Read the lines below. Copy out any that hold the string "МАТЕРІАЛЬНИМИ".

● ● ●

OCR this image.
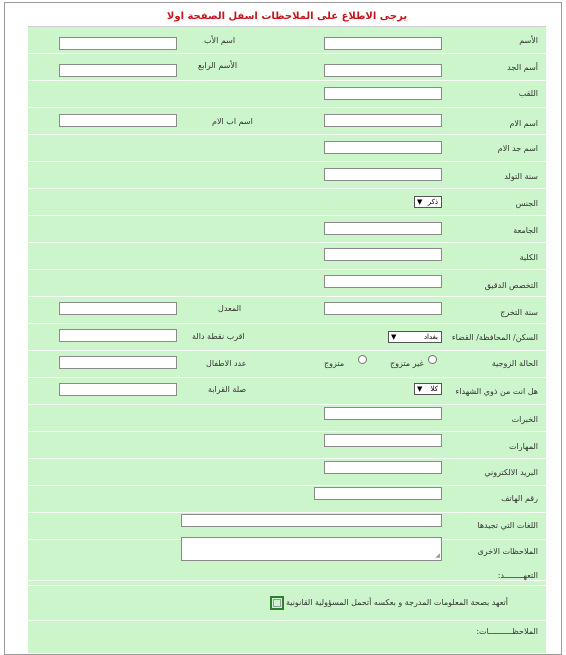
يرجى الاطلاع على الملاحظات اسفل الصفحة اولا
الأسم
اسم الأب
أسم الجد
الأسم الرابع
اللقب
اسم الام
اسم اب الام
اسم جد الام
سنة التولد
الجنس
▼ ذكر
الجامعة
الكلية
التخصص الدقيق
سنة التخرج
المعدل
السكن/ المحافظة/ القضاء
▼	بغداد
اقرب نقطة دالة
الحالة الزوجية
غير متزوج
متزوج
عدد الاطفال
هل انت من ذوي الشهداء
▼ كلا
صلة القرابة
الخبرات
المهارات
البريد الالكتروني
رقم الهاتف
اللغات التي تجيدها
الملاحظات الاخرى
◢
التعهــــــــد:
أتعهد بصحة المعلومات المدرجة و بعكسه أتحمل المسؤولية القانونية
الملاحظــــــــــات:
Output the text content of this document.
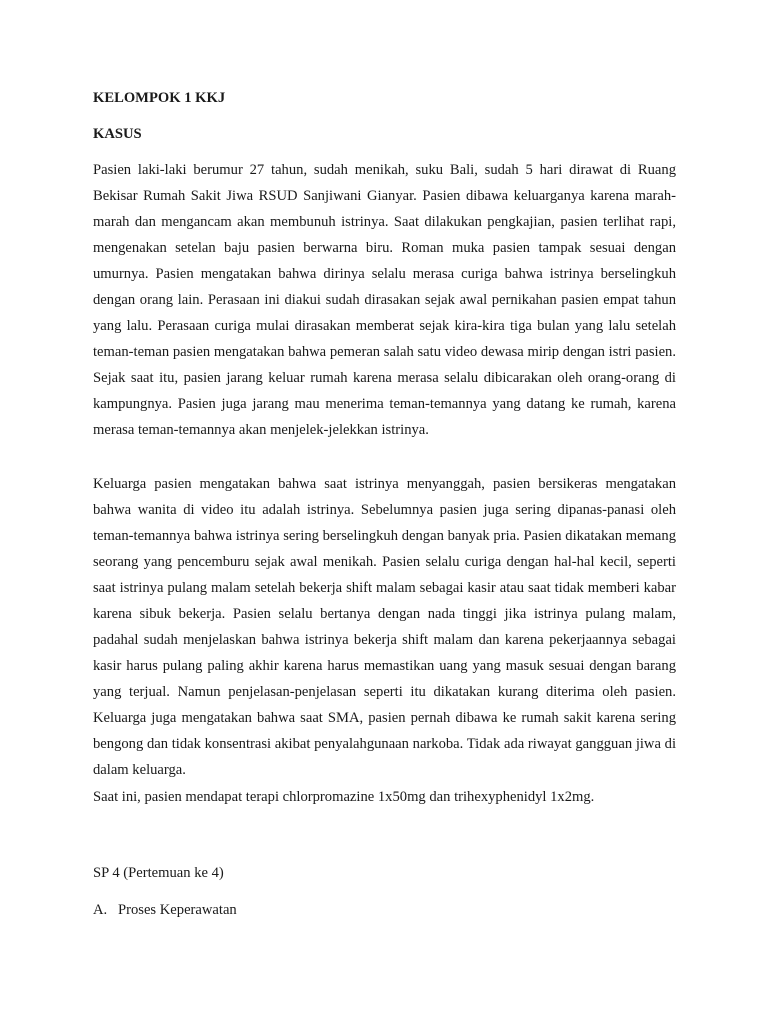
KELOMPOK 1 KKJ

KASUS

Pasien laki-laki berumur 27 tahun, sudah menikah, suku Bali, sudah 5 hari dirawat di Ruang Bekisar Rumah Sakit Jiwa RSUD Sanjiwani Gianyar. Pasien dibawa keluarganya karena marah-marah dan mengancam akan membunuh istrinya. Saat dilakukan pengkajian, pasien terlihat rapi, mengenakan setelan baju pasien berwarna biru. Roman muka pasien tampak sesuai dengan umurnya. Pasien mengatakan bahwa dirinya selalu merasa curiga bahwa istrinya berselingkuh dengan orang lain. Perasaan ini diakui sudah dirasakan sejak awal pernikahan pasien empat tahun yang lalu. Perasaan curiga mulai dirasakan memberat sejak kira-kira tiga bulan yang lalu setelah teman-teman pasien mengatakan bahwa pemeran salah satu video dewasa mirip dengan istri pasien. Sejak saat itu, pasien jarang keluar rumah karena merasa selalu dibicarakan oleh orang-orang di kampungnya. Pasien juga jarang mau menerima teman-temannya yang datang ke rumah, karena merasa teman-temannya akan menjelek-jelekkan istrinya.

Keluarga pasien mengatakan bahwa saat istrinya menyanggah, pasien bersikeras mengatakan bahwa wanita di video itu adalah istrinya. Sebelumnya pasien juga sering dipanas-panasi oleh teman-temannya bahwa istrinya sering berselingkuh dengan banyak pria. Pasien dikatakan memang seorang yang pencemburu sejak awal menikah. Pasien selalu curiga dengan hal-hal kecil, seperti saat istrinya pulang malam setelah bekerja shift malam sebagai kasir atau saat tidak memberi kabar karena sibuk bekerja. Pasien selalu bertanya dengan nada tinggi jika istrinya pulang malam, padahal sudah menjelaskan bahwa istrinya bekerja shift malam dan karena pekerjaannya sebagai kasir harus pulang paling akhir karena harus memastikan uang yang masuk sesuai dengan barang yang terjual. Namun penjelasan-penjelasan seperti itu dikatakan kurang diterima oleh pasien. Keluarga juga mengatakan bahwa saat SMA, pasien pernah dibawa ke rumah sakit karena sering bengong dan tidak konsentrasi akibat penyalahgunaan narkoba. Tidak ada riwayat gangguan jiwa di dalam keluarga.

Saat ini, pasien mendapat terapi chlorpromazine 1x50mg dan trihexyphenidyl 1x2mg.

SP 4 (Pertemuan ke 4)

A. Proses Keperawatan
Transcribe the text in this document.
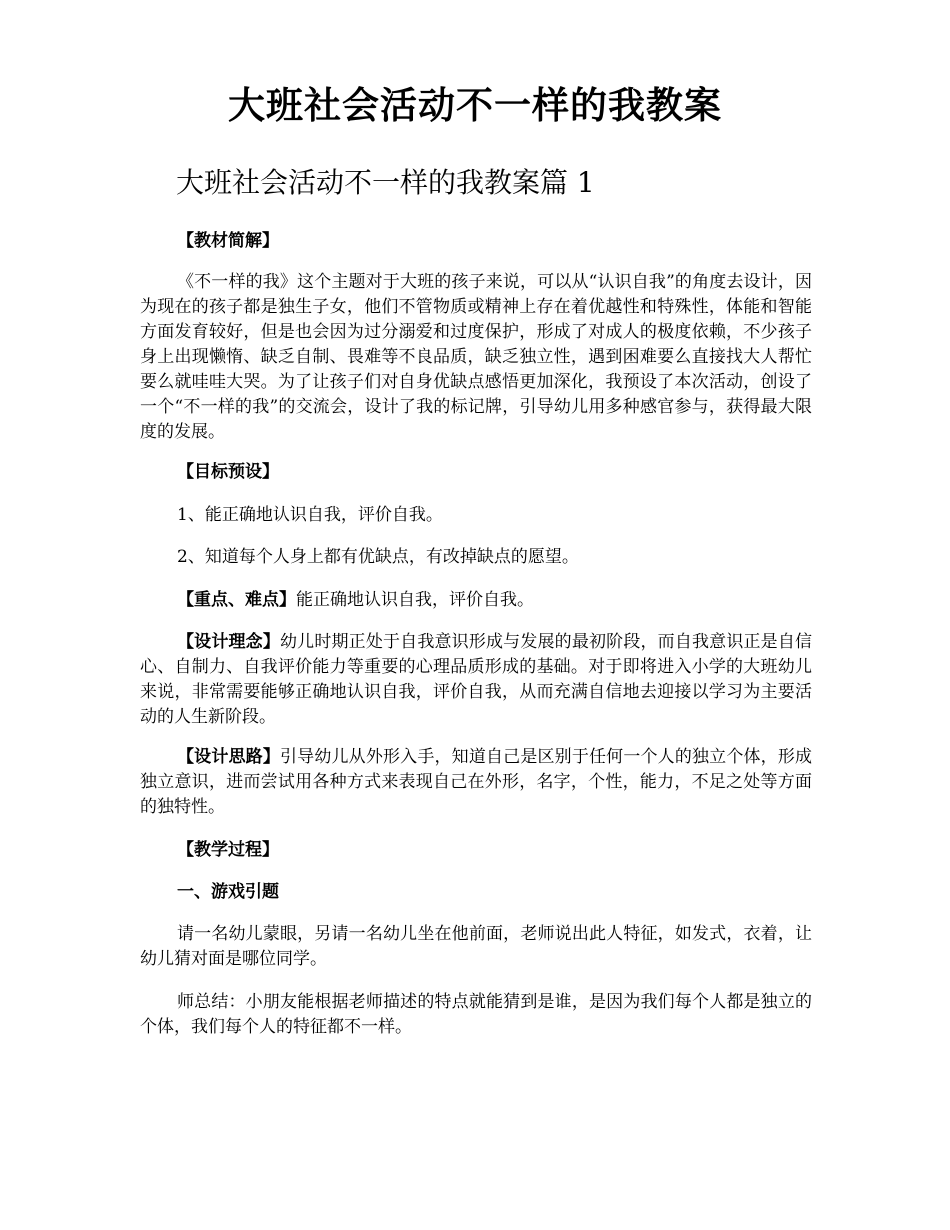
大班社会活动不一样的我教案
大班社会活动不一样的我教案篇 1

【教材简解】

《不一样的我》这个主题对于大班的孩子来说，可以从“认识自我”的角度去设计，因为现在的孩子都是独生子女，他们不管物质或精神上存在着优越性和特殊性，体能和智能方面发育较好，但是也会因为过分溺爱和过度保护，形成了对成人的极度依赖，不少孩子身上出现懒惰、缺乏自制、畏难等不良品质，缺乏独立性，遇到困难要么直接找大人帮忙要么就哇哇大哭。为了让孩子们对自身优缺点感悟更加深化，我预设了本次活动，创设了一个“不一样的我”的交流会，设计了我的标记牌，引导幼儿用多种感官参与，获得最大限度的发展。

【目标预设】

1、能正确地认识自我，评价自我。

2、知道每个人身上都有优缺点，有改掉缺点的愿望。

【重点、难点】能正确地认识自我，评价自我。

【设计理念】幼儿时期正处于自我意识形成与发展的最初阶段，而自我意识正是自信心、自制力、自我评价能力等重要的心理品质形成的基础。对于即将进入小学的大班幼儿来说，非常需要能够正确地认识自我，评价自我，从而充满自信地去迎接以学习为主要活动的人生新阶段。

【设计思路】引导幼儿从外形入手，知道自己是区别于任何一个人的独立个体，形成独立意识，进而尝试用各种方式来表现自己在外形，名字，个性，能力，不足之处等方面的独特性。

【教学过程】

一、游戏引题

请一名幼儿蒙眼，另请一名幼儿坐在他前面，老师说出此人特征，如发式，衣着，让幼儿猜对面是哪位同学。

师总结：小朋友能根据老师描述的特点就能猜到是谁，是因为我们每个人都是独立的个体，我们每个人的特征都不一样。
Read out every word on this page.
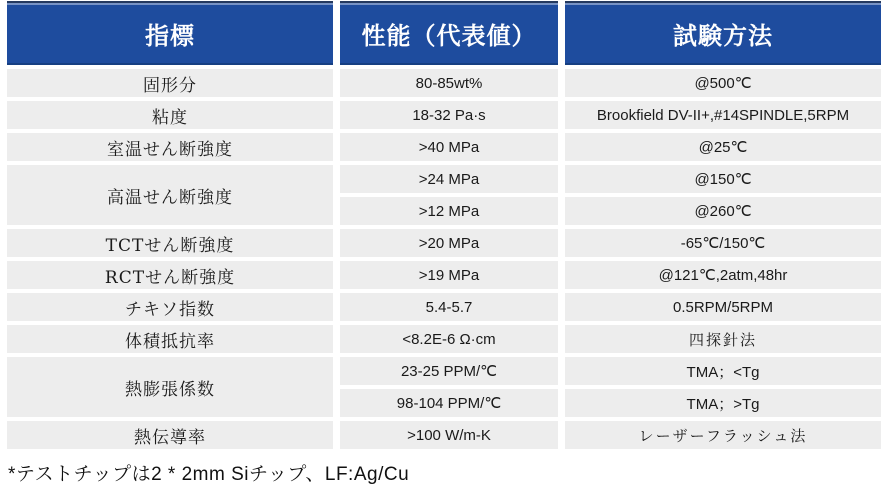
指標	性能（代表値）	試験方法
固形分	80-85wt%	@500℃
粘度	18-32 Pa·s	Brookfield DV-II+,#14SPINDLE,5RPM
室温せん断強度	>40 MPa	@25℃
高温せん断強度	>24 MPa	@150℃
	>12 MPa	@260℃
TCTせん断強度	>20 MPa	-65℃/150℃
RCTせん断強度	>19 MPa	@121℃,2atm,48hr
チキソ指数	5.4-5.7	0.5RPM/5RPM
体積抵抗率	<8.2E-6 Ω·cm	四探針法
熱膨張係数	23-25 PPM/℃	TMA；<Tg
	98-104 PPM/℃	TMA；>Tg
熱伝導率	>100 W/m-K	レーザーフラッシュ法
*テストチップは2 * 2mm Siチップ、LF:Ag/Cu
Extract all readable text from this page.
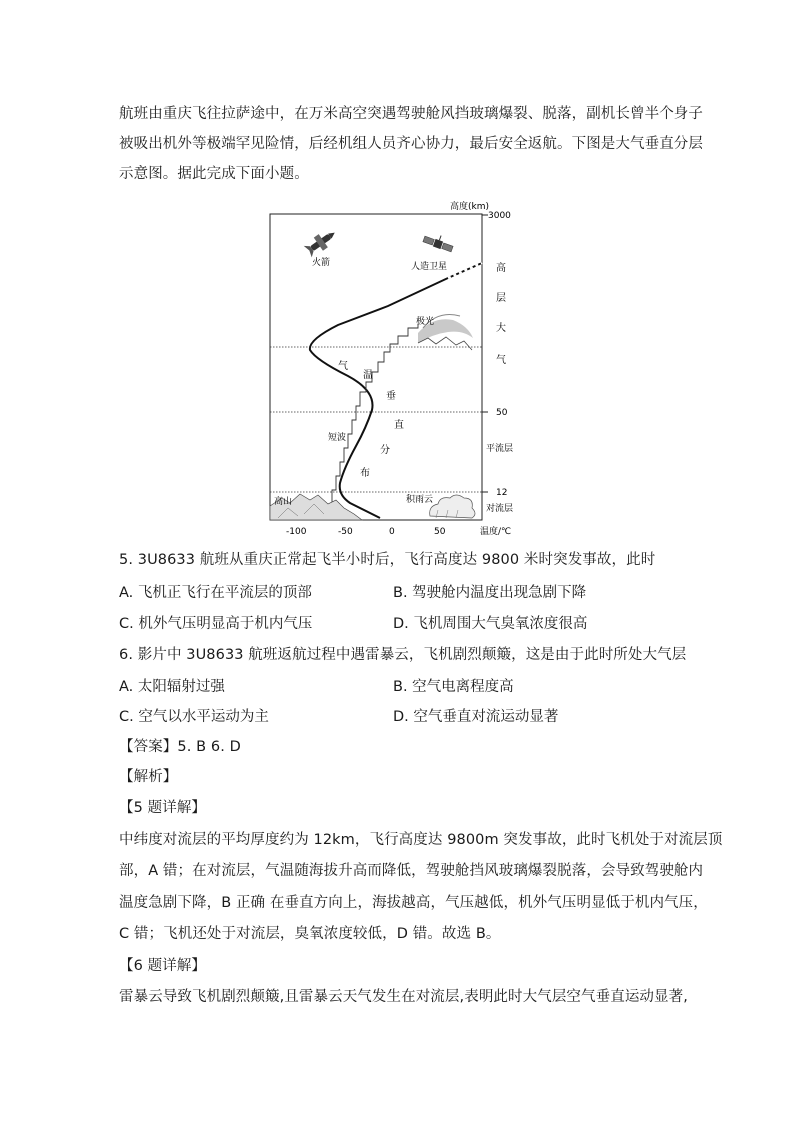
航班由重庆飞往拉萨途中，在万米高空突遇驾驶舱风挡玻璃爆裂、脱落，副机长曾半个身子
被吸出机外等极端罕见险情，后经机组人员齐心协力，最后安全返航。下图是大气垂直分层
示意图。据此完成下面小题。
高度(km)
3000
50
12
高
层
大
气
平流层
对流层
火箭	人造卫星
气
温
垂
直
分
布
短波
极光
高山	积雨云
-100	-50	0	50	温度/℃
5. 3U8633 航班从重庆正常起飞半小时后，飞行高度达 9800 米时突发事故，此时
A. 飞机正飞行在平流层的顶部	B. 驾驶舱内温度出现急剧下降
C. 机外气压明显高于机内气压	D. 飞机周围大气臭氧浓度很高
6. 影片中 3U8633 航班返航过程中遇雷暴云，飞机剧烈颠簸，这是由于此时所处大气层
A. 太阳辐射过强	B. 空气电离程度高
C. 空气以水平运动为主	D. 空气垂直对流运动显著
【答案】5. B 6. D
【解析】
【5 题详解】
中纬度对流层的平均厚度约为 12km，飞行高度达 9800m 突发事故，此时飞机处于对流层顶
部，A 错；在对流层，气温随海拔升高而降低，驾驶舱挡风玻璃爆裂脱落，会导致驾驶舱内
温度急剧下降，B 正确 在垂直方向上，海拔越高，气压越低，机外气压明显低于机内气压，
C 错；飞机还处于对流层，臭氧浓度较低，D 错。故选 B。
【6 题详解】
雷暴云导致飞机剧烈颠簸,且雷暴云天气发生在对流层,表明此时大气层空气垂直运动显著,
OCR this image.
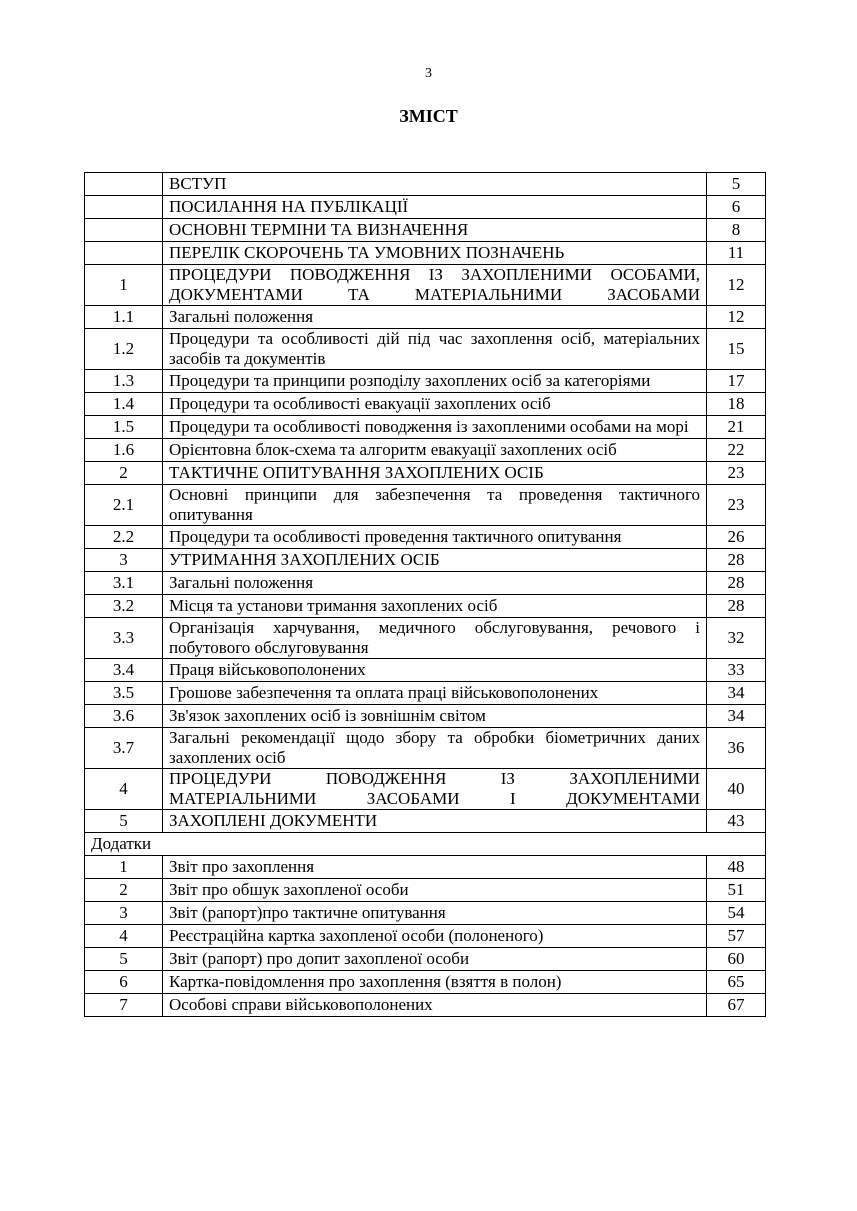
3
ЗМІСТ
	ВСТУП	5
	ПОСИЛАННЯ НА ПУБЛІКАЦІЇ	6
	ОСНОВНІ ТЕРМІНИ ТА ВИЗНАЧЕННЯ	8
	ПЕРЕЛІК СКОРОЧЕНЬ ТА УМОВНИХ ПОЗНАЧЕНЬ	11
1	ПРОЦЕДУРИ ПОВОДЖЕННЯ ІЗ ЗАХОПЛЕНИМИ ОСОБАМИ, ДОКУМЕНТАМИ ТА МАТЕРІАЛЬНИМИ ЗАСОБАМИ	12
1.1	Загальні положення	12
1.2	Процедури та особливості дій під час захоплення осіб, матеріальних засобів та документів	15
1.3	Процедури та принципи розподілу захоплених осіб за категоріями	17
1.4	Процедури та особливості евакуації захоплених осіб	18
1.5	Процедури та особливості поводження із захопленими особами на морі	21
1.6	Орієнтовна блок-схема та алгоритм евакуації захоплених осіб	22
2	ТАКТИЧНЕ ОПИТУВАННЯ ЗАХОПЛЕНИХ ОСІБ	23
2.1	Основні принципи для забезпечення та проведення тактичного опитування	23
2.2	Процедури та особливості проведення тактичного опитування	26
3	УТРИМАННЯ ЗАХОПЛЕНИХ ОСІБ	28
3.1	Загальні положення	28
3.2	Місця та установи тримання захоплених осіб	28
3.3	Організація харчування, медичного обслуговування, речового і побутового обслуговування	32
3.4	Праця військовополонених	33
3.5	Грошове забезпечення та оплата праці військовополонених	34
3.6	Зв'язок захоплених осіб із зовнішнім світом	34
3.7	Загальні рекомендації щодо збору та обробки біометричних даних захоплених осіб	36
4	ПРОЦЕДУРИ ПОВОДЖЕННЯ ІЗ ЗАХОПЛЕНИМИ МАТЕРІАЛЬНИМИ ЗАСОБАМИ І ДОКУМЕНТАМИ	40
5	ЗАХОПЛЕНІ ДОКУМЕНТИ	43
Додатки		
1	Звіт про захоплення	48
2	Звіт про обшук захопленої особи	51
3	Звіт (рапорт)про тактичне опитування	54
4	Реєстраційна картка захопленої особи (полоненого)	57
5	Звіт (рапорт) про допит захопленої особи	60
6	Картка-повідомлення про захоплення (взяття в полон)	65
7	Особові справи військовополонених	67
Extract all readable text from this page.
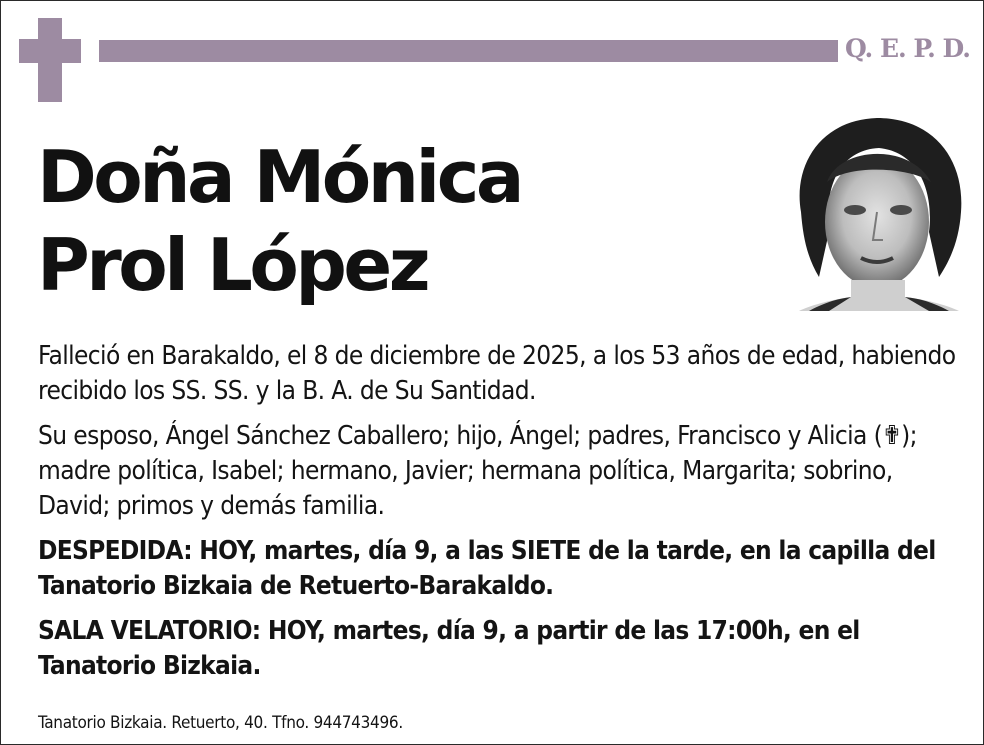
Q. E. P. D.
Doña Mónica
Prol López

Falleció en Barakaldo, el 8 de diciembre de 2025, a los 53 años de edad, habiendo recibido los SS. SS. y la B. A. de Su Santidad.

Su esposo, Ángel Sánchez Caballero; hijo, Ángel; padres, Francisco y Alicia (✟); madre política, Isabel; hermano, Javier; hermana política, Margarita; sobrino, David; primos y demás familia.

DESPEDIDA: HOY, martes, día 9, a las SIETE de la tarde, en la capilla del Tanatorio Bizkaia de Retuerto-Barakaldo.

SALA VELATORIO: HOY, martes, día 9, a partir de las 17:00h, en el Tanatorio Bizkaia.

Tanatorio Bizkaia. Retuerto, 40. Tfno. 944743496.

● ● ●

FULL ANSWER ▸
1	ПРОЦЕДУРИ ПОВОДЖЕННЯ ІЗ ЗАХОПЛЕНИМИ ОСОБАМИ, ДОКУМЕНТАМИ ТА МАТЕРІАЛЬНИМИ ЗАСОБАМИ	12
4	ПРОЦЕДУРИ ПОВОДЖЕННЯ ІЗ ЗАХОПЛЕНИМИ МАТЕРІАЛЬНИМИ ЗАСОБАМИ І ДОКУМЕНТАМИ	40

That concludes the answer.